--- begin Task inputs ---

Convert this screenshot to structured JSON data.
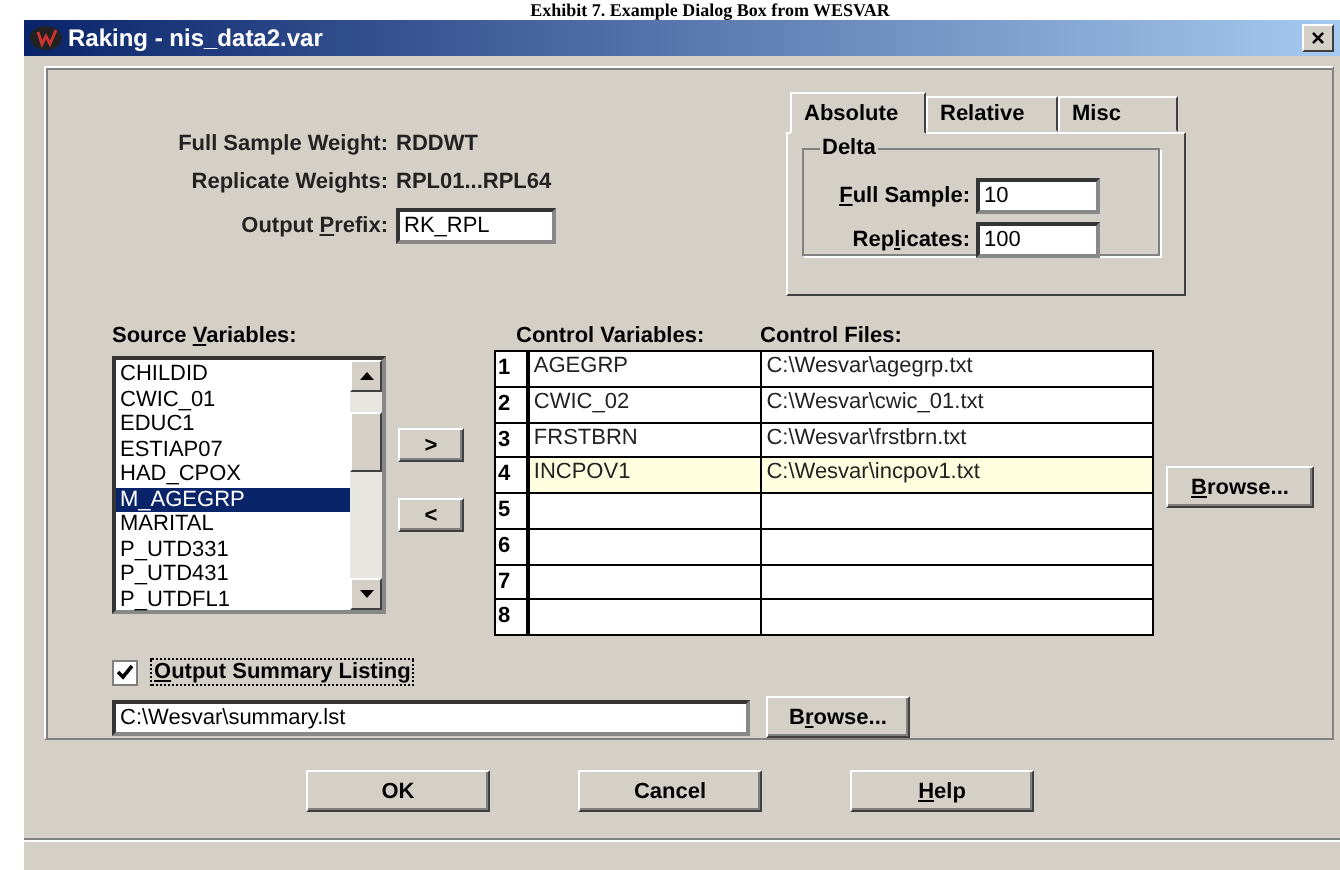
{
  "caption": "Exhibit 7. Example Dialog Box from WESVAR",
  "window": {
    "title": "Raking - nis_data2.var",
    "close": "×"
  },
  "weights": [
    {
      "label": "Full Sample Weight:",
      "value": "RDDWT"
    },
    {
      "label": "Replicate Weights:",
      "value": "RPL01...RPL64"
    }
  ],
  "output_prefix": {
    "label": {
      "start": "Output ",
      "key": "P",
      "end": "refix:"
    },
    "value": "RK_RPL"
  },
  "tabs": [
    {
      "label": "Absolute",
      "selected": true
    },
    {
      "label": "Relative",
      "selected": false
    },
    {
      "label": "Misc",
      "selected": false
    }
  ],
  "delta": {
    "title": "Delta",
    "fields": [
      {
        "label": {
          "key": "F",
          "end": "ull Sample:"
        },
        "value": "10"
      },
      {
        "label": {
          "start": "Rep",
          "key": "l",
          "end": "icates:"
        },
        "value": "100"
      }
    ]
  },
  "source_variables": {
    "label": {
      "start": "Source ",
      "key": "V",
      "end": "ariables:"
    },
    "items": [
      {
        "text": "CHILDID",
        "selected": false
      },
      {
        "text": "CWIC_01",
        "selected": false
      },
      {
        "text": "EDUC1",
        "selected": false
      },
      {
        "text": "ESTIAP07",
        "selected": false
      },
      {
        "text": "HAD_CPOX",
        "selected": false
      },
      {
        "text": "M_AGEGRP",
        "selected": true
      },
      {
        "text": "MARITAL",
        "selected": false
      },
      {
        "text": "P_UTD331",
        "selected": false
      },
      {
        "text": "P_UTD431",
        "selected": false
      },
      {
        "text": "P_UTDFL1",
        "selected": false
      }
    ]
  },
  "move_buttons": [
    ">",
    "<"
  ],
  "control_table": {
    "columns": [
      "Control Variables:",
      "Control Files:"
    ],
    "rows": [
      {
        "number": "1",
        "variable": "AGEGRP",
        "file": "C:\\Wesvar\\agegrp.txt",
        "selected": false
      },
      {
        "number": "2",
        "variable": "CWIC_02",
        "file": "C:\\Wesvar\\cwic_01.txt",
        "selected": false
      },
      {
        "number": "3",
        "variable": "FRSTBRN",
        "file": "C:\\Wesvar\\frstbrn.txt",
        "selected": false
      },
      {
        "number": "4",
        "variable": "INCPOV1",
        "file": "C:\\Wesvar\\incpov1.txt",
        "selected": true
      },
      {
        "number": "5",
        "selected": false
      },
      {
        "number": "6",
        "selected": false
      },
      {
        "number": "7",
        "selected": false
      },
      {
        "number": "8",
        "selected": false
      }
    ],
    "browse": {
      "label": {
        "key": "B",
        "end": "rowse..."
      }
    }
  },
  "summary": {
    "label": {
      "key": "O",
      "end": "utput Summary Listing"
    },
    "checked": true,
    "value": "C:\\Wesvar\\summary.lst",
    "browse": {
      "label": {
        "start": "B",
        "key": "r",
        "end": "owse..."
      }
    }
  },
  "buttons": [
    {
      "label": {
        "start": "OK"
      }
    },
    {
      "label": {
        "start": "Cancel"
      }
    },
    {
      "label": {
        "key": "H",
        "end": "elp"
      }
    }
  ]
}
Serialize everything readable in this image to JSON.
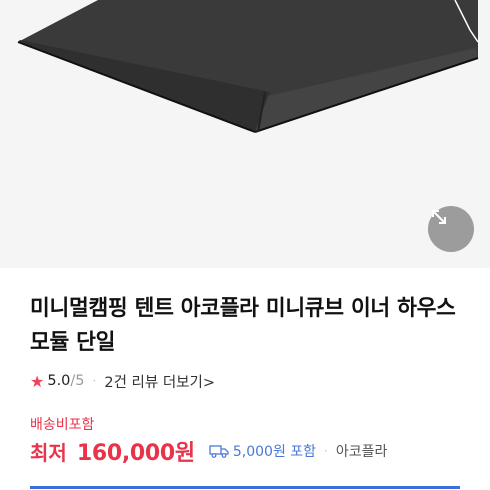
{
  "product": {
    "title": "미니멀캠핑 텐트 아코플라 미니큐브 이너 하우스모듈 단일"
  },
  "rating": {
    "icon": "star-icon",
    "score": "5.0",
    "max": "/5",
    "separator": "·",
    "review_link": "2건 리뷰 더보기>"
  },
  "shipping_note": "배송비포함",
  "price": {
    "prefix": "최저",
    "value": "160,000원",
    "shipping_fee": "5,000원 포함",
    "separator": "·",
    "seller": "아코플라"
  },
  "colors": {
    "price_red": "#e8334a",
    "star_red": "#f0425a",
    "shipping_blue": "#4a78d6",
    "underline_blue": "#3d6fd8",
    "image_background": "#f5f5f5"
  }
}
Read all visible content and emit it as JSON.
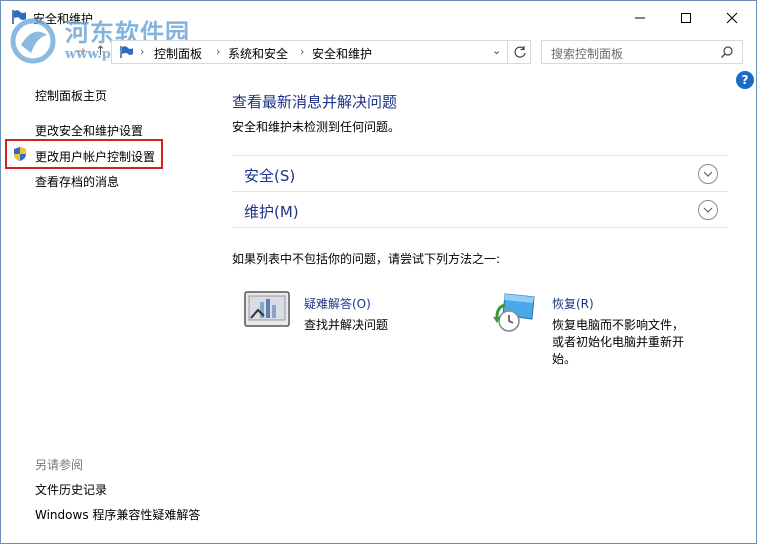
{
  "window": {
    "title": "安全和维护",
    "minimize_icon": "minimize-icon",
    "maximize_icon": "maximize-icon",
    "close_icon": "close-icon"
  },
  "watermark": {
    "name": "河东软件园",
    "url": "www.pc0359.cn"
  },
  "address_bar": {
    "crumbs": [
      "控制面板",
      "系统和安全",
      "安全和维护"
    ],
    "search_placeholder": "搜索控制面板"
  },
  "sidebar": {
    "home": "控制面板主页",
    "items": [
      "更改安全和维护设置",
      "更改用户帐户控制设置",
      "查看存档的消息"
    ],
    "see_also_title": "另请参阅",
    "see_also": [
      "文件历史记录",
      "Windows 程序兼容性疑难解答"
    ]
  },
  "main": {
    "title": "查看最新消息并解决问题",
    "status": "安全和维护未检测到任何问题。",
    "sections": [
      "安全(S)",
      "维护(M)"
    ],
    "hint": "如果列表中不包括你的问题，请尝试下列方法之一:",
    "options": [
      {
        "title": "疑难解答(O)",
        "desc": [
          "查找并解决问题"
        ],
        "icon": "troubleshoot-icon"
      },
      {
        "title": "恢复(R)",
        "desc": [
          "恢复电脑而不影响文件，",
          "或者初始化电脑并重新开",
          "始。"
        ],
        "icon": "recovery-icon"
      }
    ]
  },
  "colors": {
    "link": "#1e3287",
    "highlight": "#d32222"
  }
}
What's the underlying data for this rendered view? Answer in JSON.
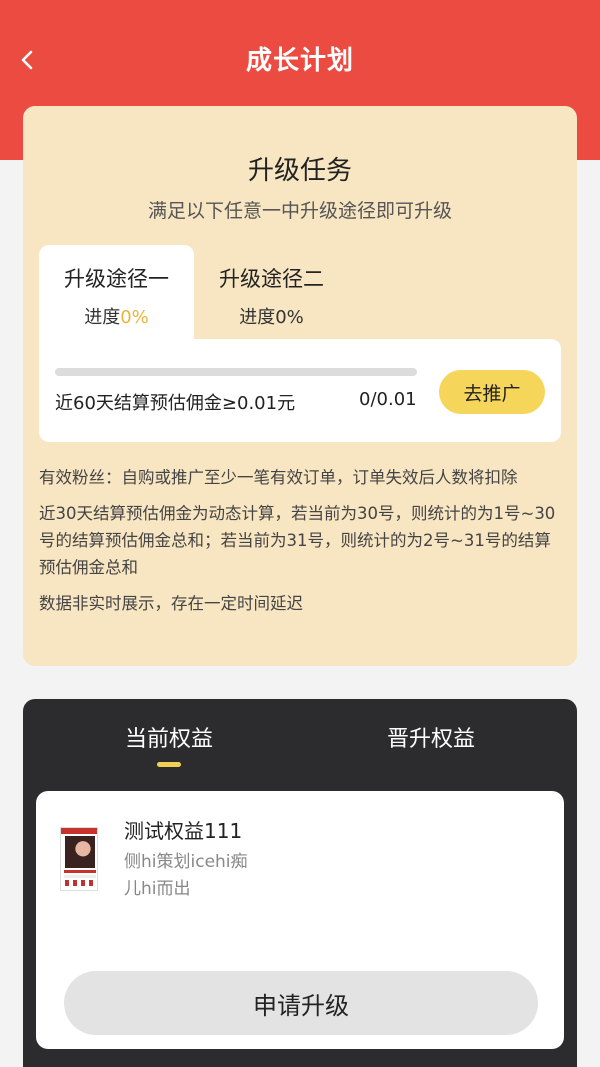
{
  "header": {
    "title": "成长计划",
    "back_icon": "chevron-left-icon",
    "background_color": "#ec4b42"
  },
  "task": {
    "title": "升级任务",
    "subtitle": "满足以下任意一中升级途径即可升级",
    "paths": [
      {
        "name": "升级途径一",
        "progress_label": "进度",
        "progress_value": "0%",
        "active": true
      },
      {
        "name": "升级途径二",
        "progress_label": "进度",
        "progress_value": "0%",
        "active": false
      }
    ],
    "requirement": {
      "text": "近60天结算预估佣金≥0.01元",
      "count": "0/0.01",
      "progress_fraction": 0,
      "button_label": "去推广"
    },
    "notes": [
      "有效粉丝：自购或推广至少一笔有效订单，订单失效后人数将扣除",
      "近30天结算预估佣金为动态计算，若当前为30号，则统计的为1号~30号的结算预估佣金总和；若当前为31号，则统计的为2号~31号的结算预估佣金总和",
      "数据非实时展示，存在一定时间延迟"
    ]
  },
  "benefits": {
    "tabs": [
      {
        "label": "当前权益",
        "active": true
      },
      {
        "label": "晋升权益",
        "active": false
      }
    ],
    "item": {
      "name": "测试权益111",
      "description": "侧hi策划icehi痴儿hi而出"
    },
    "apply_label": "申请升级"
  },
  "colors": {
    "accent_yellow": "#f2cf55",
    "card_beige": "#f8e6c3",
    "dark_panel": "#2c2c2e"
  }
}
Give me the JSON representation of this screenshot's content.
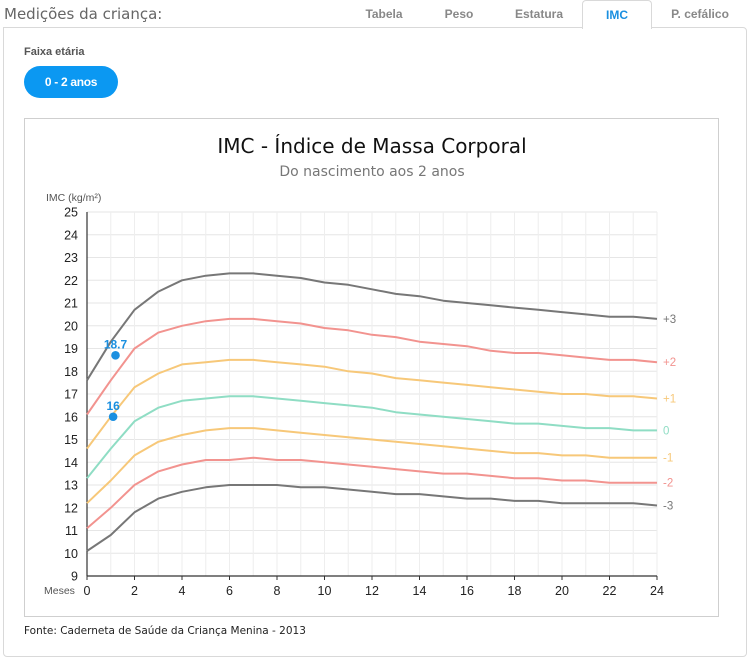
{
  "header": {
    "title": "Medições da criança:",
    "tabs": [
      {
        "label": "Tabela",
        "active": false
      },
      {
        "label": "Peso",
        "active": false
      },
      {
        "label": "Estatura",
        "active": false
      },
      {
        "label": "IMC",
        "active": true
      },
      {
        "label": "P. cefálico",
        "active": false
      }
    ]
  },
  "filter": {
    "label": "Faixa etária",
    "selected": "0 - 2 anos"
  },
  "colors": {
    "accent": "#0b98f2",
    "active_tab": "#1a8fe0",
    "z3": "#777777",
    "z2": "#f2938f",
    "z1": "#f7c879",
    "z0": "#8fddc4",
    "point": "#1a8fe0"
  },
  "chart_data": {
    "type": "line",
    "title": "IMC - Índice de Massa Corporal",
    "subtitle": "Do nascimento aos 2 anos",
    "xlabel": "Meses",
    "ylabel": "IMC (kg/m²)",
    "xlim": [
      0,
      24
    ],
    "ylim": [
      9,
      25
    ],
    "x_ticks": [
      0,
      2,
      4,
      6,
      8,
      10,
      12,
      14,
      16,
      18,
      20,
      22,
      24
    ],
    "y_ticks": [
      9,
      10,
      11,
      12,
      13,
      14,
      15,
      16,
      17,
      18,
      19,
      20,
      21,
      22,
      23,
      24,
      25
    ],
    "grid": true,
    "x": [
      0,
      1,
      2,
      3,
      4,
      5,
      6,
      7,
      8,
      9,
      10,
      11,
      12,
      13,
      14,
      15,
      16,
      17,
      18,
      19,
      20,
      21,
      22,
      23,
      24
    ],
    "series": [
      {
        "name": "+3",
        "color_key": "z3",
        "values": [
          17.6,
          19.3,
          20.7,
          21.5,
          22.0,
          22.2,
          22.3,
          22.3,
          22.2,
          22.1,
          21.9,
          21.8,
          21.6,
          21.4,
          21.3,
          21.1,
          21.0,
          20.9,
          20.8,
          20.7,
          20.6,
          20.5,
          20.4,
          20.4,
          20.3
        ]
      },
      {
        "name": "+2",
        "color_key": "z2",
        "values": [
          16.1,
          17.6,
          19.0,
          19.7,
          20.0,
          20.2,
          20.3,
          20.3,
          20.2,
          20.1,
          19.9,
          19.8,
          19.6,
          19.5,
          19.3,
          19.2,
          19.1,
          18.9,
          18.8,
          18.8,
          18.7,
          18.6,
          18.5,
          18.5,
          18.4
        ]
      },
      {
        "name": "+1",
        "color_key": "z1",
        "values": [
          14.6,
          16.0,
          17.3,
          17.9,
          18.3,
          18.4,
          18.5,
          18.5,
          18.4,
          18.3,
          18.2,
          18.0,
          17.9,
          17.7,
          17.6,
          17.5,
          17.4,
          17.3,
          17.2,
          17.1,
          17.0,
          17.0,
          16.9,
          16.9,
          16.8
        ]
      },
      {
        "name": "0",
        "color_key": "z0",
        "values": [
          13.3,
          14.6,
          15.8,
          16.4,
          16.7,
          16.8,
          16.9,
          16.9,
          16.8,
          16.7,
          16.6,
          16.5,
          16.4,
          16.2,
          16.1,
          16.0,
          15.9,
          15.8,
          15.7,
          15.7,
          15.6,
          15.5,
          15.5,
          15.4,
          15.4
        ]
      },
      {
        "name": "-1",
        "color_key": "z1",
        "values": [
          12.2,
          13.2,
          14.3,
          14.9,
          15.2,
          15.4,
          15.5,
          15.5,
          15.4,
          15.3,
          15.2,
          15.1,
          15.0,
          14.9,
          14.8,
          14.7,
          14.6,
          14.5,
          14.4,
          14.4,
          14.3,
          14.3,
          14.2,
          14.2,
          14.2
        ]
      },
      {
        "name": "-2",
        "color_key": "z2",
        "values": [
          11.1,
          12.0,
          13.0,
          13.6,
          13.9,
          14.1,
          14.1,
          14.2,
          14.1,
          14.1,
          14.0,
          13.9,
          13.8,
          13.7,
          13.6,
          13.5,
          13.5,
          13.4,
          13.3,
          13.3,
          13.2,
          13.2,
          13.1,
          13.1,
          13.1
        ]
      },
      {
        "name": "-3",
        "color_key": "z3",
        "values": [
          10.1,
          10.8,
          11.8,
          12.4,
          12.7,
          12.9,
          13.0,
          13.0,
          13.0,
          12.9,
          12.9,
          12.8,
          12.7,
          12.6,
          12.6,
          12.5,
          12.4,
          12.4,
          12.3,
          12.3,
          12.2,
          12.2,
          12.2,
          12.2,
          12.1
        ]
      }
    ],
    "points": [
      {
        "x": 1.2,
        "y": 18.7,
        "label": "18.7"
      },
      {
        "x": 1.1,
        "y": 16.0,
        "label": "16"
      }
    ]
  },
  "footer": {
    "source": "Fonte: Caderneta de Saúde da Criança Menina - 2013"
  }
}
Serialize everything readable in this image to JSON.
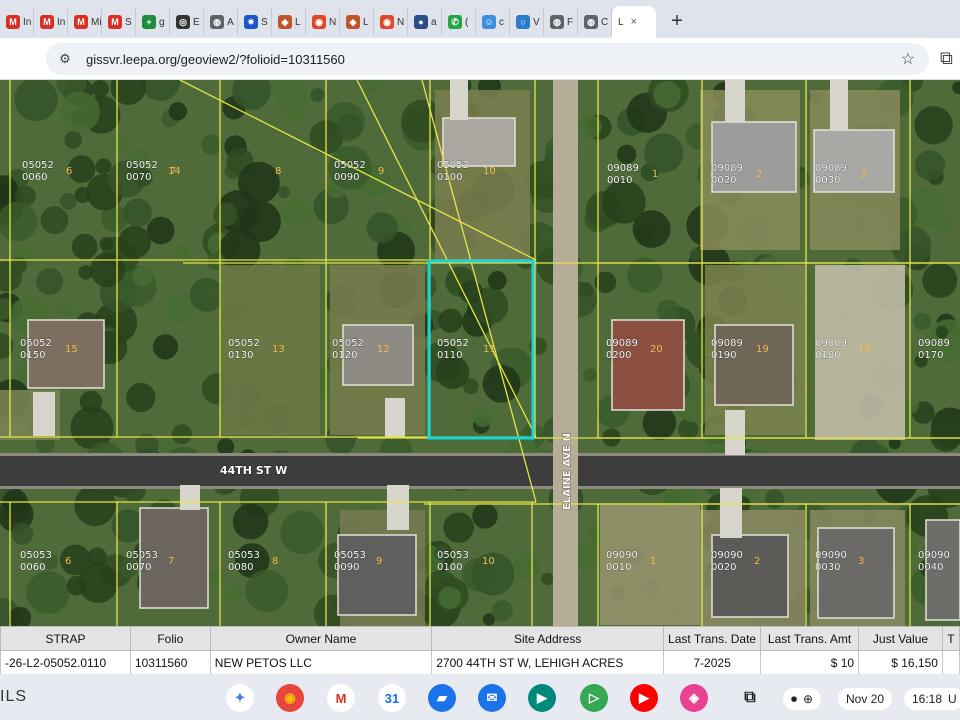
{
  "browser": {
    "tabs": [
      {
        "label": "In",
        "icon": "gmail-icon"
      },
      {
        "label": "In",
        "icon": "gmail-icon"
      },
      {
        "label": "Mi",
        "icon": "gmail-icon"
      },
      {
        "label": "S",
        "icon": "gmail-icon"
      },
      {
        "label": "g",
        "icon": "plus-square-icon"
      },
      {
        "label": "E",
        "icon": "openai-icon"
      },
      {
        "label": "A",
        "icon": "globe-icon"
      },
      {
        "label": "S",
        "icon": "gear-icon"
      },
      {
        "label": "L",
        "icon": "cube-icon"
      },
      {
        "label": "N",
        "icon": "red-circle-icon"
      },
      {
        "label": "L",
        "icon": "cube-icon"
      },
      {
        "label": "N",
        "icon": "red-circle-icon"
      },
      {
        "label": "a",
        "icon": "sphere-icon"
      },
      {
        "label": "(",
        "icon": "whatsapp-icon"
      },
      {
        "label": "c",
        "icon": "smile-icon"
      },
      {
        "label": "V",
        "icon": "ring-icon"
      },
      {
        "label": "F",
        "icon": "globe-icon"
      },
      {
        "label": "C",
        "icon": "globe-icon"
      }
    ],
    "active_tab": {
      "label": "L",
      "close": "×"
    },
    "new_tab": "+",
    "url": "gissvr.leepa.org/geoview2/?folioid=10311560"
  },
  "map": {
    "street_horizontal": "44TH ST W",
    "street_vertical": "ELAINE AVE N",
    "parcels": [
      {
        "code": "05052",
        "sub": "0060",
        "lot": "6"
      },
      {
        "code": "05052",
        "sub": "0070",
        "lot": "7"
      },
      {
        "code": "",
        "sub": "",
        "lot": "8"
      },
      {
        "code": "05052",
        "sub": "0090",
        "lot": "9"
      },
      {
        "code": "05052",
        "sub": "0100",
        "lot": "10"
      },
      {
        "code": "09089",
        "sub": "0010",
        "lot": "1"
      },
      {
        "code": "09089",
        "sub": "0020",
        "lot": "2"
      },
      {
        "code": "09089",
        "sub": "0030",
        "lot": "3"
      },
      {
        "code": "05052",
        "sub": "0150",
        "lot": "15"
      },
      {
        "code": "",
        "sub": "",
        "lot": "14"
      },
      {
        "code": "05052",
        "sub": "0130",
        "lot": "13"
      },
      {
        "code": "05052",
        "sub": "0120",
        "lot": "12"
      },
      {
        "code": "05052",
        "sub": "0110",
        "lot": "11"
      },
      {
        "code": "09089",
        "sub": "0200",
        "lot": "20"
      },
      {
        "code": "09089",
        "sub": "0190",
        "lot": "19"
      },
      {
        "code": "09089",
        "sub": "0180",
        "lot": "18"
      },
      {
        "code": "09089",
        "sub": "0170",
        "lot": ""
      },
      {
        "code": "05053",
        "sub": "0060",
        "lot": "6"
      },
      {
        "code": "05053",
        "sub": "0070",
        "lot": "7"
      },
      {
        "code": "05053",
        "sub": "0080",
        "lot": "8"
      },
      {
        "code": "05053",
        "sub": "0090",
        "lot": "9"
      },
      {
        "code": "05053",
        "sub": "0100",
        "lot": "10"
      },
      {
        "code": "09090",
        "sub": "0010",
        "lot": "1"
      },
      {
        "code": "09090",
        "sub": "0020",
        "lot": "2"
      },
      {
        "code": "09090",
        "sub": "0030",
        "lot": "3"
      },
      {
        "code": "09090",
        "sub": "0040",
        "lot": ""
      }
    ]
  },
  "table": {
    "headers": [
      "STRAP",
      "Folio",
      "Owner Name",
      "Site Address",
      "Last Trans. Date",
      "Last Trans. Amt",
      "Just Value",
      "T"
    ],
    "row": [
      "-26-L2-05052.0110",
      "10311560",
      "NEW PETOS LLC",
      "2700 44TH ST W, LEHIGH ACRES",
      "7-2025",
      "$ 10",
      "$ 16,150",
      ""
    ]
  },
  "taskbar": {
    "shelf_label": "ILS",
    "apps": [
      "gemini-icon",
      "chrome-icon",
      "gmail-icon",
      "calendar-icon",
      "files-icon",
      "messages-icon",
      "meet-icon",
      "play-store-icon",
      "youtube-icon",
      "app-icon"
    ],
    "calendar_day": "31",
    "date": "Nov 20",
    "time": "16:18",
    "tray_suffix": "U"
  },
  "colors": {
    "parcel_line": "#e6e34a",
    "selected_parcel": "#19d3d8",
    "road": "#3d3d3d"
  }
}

--- end Task inputs ---

**Problem requirements**
Show every line above in which the word "this" occurs.

**Result**
Convert this screenshot to structured JSON data.
Serialize everything readable in this image to JSON.
What's the underlying data for this rendered view? Answer in JSON.
Give me the JSON representation of this screenshot's content.
Serialize everything readable in this image to JSON.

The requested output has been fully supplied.